One must wonder why these strangers coming from the south passed by so many gulfs and harbours shaped out of the enduring rock only to choose a site for their new city at the foot of all these craters. It may be that chance had its part in the matter; in some slight indication of wind or wave they may have seen the guidance of a deity. Indeed, an ancient legend says their ships were guided by Apollo, who sent a dove flying over sea to lead them. But again, the fires of the district were sacred in their eyes. The subterranean gods were near at hand, and on the dark shore of Lake Avernus they recognised the path by which Ulysses sought the shades. The mysteries of religion drew them there, and the cave of the Cumæan sibyl became the most venerated shrine in Italy. Lastly, one may perceive that the volcanic tract, full of terrors for the Etruscan or Samnite mountaineer who looked down upon its fires from afar, must have made attack difficult from the land.
Greek cities, such as Cumæ, studded the coast of southern Italy. "Magna Græcia" they called the country; and Greek it was, in blood, in art, and language. How powerful and how rich is better understood at Pæstum than it can be now at Cumæ, where, with the single exception of the Arco Felice, there remains no dignity of ruin, nothing but waste, crumbling fragments, half buried in the turf of vineyards. Such shattered scraps of masonry may aid a skilful archæologist to imagine what the city was; but in the path of untrained men they are nothing but a hindrance, and anyone who has already in his mind a picture of the greatness of Eubœan Cumæ had better leave it there without attempt to verify its accuracy on the spot.
Observations similar to these apply justly to most of the remaining sights in this much-vaunted district. The guides are perfectly untrustworthy. They give high-sounding names to every broken wall, and there is not a burrow in the ground which they cannot connect with some name that has rung round the world. It is absolutely futile to hope to recapture the magic with which Virgil clothed this country. The cave of the Sibyl under the Acropolis of Cumæ was destroyed by the imperial general Narses when he besieged the Goths. The dark, wet passage on the shore of Lake Avernus, to which the name of the Sibyl is given by the guides, is probably part of an old subterranean road, not devoid of interest, but is certainly not worth the discomfort of a visit. The Lake of Avernus has lost its terrors. It is no longer dark and menacing, and anyone may satisfy himself by a cursory inspection that birds by no means shun it now.

_ENTRIES:_

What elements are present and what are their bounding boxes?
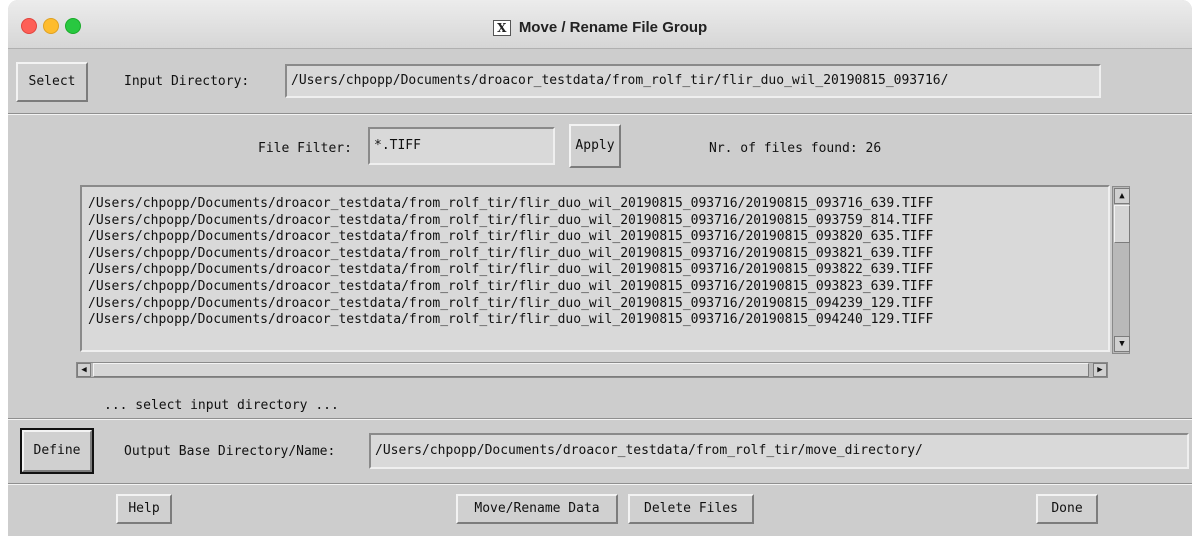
section-divider xyxy=(8,113,1192,115)
move-rename-data-button[interactable]: Move/Rename Data xyxy=(456,494,618,524)
horizontal-scroll-thumb[interactable] xyxy=(93,363,1089,377)
list-item[interactable]: /Users/chpopp/Documents/droacor_testdata… xyxy=(88,296,1108,313)
list-item[interactable]: /Users/chpopp/Documents/droacor_testdata… xyxy=(88,213,1108,230)
files-found-count: Nr. of files found: 26 xyxy=(709,141,882,156)
file-list-horizontal-scrollbar[interactable]: ◀ ▶ xyxy=(76,362,1108,378)
section-divider xyxy=(8,483,1192,485)
file-filter-input[interactable]: *.TIFF xyxy=(368,127,555,165)
list-item[interactable]: /Users/chpopp/Documents/droacor_testdata… xyxy=(88,229,1108,246)
output-directory-label: Output Base Directory/Name: xyxy=(124,444,336,459)
apply-filter-button[interactable]: Apply xyxy=(569,124,621,168)
help-button[interactable]: Help xyxy=(116,494,172,524)
delete-files-button[interactable]: Delete Files xyxy=(628,494,754,524)
window-title: Move / Rename File Group xyxy=(518,19,708,36)
input-directory-field[interactable]: /Users/chpopp/Documents/droacor_testdata… xyxy=(285,64,1101,98)
done-button[interactable]: Done xyxy=(1036,494,1098,524)
scroll-left-arrow-icon[interactable]: ◀ xyxy=(77,363,91,377)
status-message: ... select input directory ... xyxy=(104,398,339,413)
list-item[interactable]: /Users/chpopp/Documents/droacor_testdata… xyxy=(88,279,1108,296)
file-list-vertical-scrollbar[interactable]: ▲ ▼ xyxy=(1112,186,1130,354)
list-item[interactable]: /Users/chpopp/Documents/droacor_testdata… xyxy=(88,312,1108,329)
move-rename-window: X Move / Rename File Group Select Input D… xyxy=(8,0,1192,536)
list-item[interactable]: /Users/chpopp/Documents/droacor_testdata… xyxy=(88,196,1108,213)
vertical-scroll-thumb[interactable] xyxy=(1114,205,1130,243)
scroll-up-arrow-icon[interactable]: ▲ xyxy=(1114,188,1130,204)
section-divider xyxy=(8,418,1192,420)
list-item[interactable]: /Users/chpopp/Documents/droacor_testdata… xyxy=(88,246,1108,263)
select-input-button[interactable]: Select xyxy=(16,62,88,102)
input-directory-label: Input Directory: xyxy=(124,74,250,89)
scroll-right-arrow-icon[interactable]: ▶ xyxy=(1093,363,1107,377)
output-directory-field[interactable]: /Users/chpopp/Documents/droacor_testdata… xyxy=(369,433,1189,469)
scroll-down-arrow-icon[interactable]: ▼ xyxy=(1114,336,1130,352)
file-filter-label: File Filter: xyxy=(258,141,352,156)
define-output-button[interactable]: Define xyxy=(20,428,94,474)
file-list[interactable]: /Users/chpopp/Documents/droacor_testdata… xyxy=(80,185,1110,352)
list-item[interactable]: /Users/chpopp/Documents/droacor_testdata… xyxy=(88,262,1108,279)
title-bar[interactable]: X Move / Rename File Group xyxy=(8,0,1192,49)
window-title-group: X Move / Rename File Group xyxy=(8,19,1192,37)
x11-icon: X xyxy=(492,20,511,37)
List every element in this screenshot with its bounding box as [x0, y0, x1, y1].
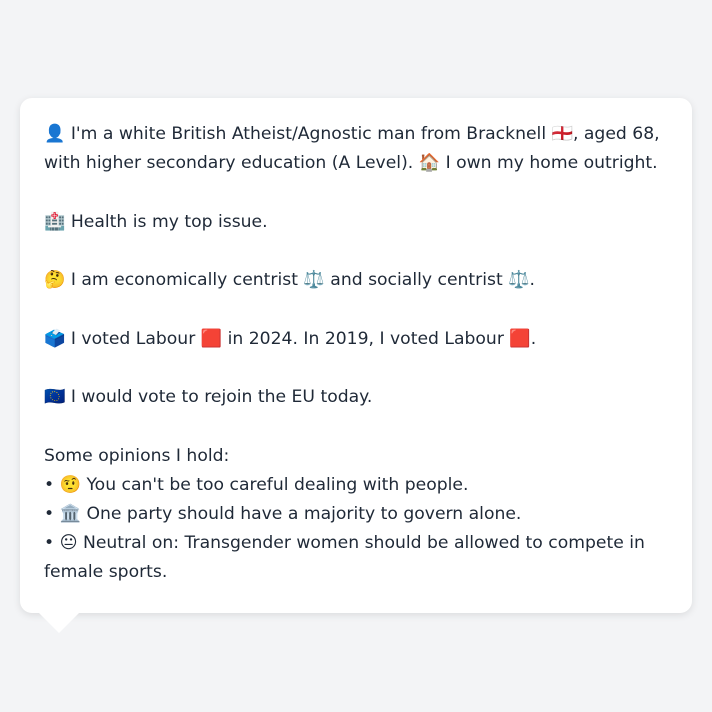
economics-paragraph: 🤔 I am economically centrist ⚖️ and soci… [44, 270, 536, 290]
opinion-item: • 🏛️ One party should have a majority to… [44, 503, 522, 524]
intro-paragraph: 👤 I'm a white British Atheist/Agnostic m… [44, 124, 660, 173]
opinion-item: • 😐 Neutral on: Transgender women should… [44, 532, 645, 582]
eu-paragraph: 🇪🇺 I would vote to rejoin the EU today. [44, 387, 373, 407]
health-paragraph: 🏥 Health is my top issue. [44, 211, 268, 232]
bubble-tail [38, 612, 80, 633]
message-bubble: 👤 I'm a white British Atheist/Agnostic m… [20, 98, 692, 613]
voting-paragraph: 🗳️ I voted Labour 🟥 in 2024. In 2019, I … [44, 328, 537, 349]
opinions-heading: Some opinions I hold: [44, 445, 230, 466]
opinions-section: Some opinions I hold: • 🤨 You can't be t… [44, 442, 668, 587]
opinion-item: • 🤨 You can't be too careful dealing wit… [44, 474, 469, 495]
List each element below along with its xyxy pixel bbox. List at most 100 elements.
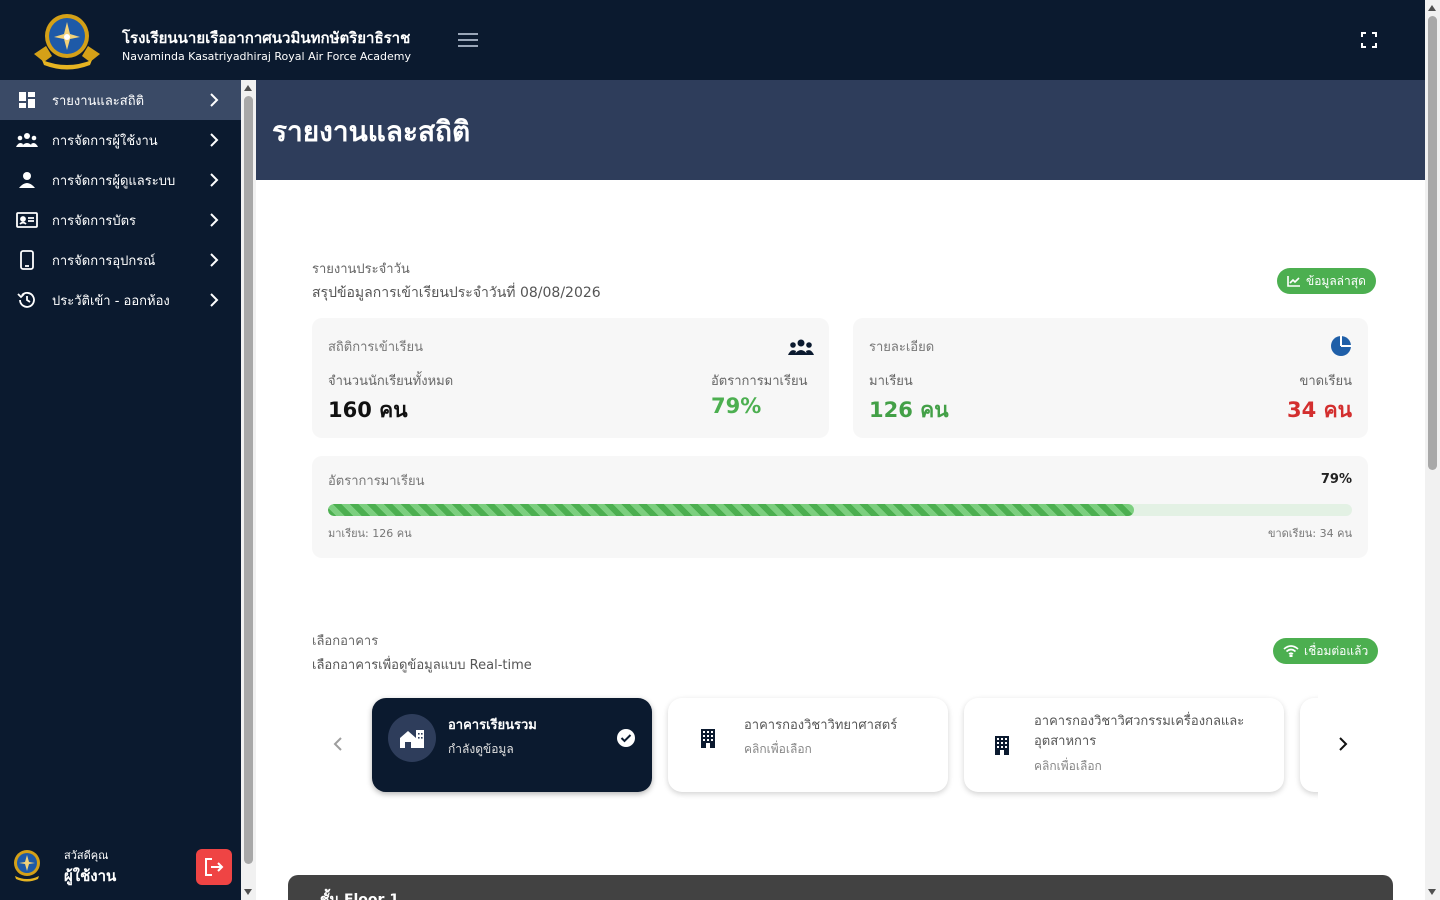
person-icon: [16, 169, 38, 191]
building-card-main[interactable]: อาคารเรียนรวม กำลังดูข้อมูล: [372, 698, 652, 792]
building-name-line2: อุตสาหการ: [1034, 734, 1097, 749]
sidebar-scrollbar[interactable]: [241, 80, 256, 900]
app-root: โรงเรียนนายเรืออากาศนวมินทกษัตริยาธิราช …: [0, 0, 1440, 900]
attendance-stats-card: สถิติการเข้าเรียน จำนวนนักเรียนทั้งหมด 1…: [312, 318, 829, 438]
floor-section-header: ชั้น Floor 1: [288, 875, 1393, 900]
page-header: รายงานและสถิติ: [256, 80, 1425, 180]
logout-button[interactable]: [196, 849, 232, 885]
scroll-down-arrow-icon[interactable]: [244, 889, 252, 895]
fullscreen-icon[interactable]: [1358, 29, 1380, 51]
attendance-progress-card: อัตราการมาเรียน 79% มาเรียน: 126 คน ขาดเ…: [312, 456, 1368, 558]
carousel-next-button[interactable]: [1331, 732, 1355, 756]
page-title: รายงานและสถิติ: [272, 115, 471, 148]
latest-data-label: ข้อมูลล่าสุด: [1306, 273, 1366, 288]
wifi-icon: [1283, 645, 1299, 657]
device-icon: [16, 249, 38, 271]
total-students-value: 160 คน: [328, 398, 408, 422]
menu-toggle-icon[interactable]: [458, 30, 482, 50]
sidebar-item-label: การจัดการผู้ดูแลระบบ: [52, 173, 176, 189]
progress-absent-text: ขาดเรียน: 34 คน: [1267, 527, 1352, 540]
top-bar: โรงเรียนนายเรืออากาศนวมินทกษัตริยาธิราช …: [0, 0, 1425, 80]
user-greeting: สวัสดีคุณ: [64, 849, 109, 862]
attendance-detail-card: รายละเอียด มาเรียน 126 คน ขาดเรียน 34 คน: [853, 318, 1368, 438]
latest-data-badge: ข้อมูลล่าสุด: [1277, 268, 1376, 294]
buildings-subtitle: เลือกอาคารเพื่อดูข้อมูลแบบ Real-time: [312, 658, 532, 673]
building-carousel: อาคารเรียนรวม กำลังดูข้อมูล อาคารกองวิชา…: [358, 690, 1318, 802]
sidebar-item-label: การจัดการบัตร: [52, 213, 137, 229]
history-icon: [16, 289, 38, 311]
building-status: คลิกเพื่อเลือก: [744, 742, 812, 756]
trend-chart-icon: [1287, 276, 1300, 287]
building-name-line1: อาคารกองวิชาวิศวกรรมเครื่องกลและ: [1034, 714, 1245, 729]
progress-title: อัตราการมาเรียน: [328, 474, 425, 489]
progress-present-text: มาเรียน: 126 คน: [328, 527, 412, 540]
building-name: อาคารกองวิชาวิทยาศาสตร์: [744, 718, 898, 733]
users-icon: [16, 129, 38, 151]
building-card-science[interactable]: อาคารกองวิชาวิทยาศาสตร์ คลิกเพื่อเลือก: [668, 698, 948, 792]
building-name: อาคารเรียนรวม: [448, 718, 537, 733]
school-name-english: Navaminda Kasatriyadhiraj Royal Air Forc…: [122, 50, 412, 63]
daily-report-title: รายงานประจำวัน: [312, 262, 410, 277]
page-scrollbar[interactable]: [1425, 0, 1440, 900]
avatar: [14, 850, 40, 882]
building-card-next[interactable]: [1300, 698, 1318, 792]
detail-card-title: รายละเอียด: [869, 340, 935, 355]
absent-value: 34 คน: [1287, 398, 1352, 422]
group-icon: [788, 339, 814, 355]
pie-chart-icon: [1331, 335, 1352, 356]
attendance-rate-label: อัตราการมาเรียน: [711, 374, 808, 389]
connected-badge: เชื่อมต่อแล้ว: [1273, 638, 1379, 664]
user-panel: สวัสดีคุณ ผู้ใช้งาน: [0, 830, 241, 900]
attendance-rate-value: 79%: [711, 394, 762, 418]
attendance-progress-bar: [328, 504, 1352, 516]
chevron-right-icon: [210, 173, 219, 187]
sidebar-item-admins[interactable]: การจัดการผู้ดูแลระบบ: [0, 160, 241, 200]
sidebar-item-label: การจัดการผู้ใช้งาน: [52, 133, 158, 149]
total-students-label: จำนวนนักเรียนทั้งหมด: [328, 374, 454, 389]
chevron-right-icon: [210, 133, 219, 147]
sidebar-item-history[interactable]: ประวัติเข้า - ออกห้อง: [0, 280, 241, 320]
building-card-engineering[interactable]: อาคารกองวิชาวิศวกรรมเครื่องกลและ อุตสาหก…: [964, 698, 1284, 792]
building-icon: [684, 714, 732, 762]
sidebar-item-devices[interactable]: การจัดการอุปกรณ์: [0, 240, 241, 280]
scrollbar-thumb[interactable]: [1428, 16, 1437, 470]
sidebar-item-label: การจัดการอุปกรณ์: [52, 253, 156, 269]
building-status: กำลังดูข้อมูล: [448, 742, 514, 756]
daily-report-subtitle: สรุปข้อมูลการเข้าเรียนประจำวันที่ 08/08/…: [312, 285, 601, 301]
sidebar-item-label: ประวัติเข้า - ออกห้อง: [52, 293, 170, 309]
building-home-icon: [388, 714, 436, 762]
scrollbar-thumb[interactable]: [244, 96, 253, 864]
chevron-right-icon: [210, 213, 219, 227]
carousel-prev-button[interactable]: [326, 732, 350, 756]
logout-icon: [205, 858, 224, 876]
sidebar-item-cards[interactable]: การจัดการบัตร: [0, 200, 241, 240]
id-card-icon: [16, 209, 38, 231]
buildings-title: เลือกอาคาร: [312, 634, 379, 649]
scroll-up-arrow-icon[interactable]: [1428, 5, 1436, 11]
scroll-up-arrow-icon[interactable]: [244, 85, 252, 91]
attendance-progress-fill: [328, 504, 1135, 516]
scroll-down-arrow-icon[interactable]: [1428, 889, 1436, 895]
chevron-right-icon: [1339, 737, 1348, 751]
absent-label: ขาดเรียน: [1299, 374, 1352, 389]
building-icon: [978, 721, 1026, 769]
floor-label: ชั้น Floor 1: [320, 892, 400, 900]
chevron-left-icon: [333, 737, 342, 751]
academy-logo: [34, 14, 100, 70]
school-name-thai: โรงเรียนนายเรืออากาศนวมินทกษัตริยาธิราช: [122, 29, 411, 47]
dashboard-icon: [16, 89, 38, 111]
sidebar-item-label: รายงานและสถิติ: [52, 93, 145, 109]
building-status: คลิกเพื่อเลือก: [1034, 759, 1102, 773]
check-circle-icon: [617, 729, 635, 747]
sidebar-item-users[interactable]: การจัดการผู้ใช้งาน: [0, 120, 241, 160]
sidebar-item-reports[interactable]: รายงานและสถิติ: [0, 80, 241, 120]
sidebar: รายงานและสถิติ การจัดการผู้ใช้งาน การจัด…: [0, 80, 241, 900]
connected-label: เชื่อมต่อแล้ว: [1304, 643, 1369, 658]
chevron-right-icon: [210, 93, 219, 107]
user-name: ผู้ใช้งาน: [64, 867, 117, 885]
chevron-right-icon: [210, 253, 219, 267]
stats-card-title: สถิติการเข้าเรียน: [328, 340, 423, 355]
chevron-right-icon: [210, 293, 219, 307]
present-label: มาเรียน: [869, 374, 913, 389]
progress-percent: 79%: [1320, 472, 1352, 487]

_TASKS:_
• 1. According to the Cumæ passage, who destroyed the cave of the Sibyl under the Acropolis of Cumæ?
• 2. Pick up the Cumæ passage after its final sentence and carry it on for a few sentences.

_TASK RESULTS:_
• 1. The imperial general Narses destroyed it when he besieged the Goths.

• 2.
The truth is that this region compares ill in attractions with that upon the other side of Naples. In days not far distant, when brigands still invested all the roads and byways of the Sorrento peninsula, strangers found upon the Bay of Baiæ almost the only excursion which they could make in safety; and imbued as every traveller was with classical tradition, they still discovered on this shore that fabled beauty which it may once have possessed. There is now little to suggest the aspect of the coast when Roman fashion turned it into the most voluptuous abode of pleasure known in any age, and when the shore was fringed with marble palaces whose immense beauty is certainly not to be imagined by contemplating any one of the fragments that stud the hillside, though it may perhaps be realised in some dim way by anyone who will stand within the atrium of some great house at Pompeii, say the house of Pansa, who will note the splendour of the vista through the colonnaded peristyle, and will then remember that the Pompeiian houses were not famed for beauty, while the palaces of Baiæ were.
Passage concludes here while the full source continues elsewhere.